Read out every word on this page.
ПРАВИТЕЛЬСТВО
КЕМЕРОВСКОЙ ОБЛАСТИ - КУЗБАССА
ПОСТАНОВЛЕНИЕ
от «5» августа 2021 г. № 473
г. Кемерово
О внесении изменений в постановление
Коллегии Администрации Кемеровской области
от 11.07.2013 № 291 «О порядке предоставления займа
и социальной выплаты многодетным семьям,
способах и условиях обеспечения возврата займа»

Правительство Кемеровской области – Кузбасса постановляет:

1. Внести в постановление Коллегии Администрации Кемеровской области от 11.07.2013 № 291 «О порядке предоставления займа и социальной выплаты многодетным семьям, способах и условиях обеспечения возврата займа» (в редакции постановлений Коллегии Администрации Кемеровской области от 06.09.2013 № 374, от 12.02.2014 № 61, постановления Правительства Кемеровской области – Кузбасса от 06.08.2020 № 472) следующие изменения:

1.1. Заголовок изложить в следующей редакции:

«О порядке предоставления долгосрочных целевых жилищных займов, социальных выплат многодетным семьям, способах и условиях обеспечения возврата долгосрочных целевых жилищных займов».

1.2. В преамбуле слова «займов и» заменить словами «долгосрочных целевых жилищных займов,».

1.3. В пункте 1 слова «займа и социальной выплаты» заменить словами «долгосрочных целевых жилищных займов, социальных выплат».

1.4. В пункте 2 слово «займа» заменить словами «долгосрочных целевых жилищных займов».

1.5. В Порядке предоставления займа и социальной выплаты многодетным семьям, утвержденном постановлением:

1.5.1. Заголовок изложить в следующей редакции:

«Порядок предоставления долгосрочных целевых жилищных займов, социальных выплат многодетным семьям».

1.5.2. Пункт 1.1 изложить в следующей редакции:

TASK BRIEF: Among the lines of the material above, how many include the string "социальной"? Report only that number.

EXERCISE SOLUTION: 4